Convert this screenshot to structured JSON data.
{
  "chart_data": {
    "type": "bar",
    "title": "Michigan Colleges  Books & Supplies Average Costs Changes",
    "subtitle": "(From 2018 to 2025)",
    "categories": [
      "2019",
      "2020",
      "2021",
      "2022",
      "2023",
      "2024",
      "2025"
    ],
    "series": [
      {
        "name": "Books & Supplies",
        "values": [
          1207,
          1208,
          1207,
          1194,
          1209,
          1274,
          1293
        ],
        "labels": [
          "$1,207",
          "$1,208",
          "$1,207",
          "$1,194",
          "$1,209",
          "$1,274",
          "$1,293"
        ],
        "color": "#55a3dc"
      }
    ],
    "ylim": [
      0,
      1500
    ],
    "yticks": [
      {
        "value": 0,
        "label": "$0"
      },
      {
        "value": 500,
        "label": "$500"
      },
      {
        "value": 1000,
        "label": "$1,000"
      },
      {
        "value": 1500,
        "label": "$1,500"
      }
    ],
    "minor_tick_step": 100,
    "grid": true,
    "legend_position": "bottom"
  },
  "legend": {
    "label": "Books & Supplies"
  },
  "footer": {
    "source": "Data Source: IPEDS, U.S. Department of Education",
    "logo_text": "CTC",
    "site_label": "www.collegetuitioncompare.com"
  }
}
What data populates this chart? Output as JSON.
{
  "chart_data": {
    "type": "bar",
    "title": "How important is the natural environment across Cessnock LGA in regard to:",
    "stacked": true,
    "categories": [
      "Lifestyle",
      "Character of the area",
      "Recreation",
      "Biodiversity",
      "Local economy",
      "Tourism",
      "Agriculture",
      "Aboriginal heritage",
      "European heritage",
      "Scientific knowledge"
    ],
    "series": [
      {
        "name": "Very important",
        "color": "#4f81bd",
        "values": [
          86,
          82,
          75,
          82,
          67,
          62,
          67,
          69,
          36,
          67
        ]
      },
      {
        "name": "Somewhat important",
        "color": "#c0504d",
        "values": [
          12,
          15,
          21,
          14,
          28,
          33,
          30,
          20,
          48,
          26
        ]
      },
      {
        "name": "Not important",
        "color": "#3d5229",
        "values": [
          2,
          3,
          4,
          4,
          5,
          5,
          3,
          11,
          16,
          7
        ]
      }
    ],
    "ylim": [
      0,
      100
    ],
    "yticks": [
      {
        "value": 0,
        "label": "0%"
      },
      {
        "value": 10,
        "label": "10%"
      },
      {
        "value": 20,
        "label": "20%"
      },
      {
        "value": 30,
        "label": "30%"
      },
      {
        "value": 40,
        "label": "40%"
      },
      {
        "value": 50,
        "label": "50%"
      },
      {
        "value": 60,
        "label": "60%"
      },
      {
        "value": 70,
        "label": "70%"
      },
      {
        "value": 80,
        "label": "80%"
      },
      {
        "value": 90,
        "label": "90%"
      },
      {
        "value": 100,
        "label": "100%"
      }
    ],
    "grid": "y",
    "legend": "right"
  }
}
= = =
Copy out all lines from the material above that contain the string "this".

Convert this screenshot to structured JSON data.
What data populates this chart? Output as JSON.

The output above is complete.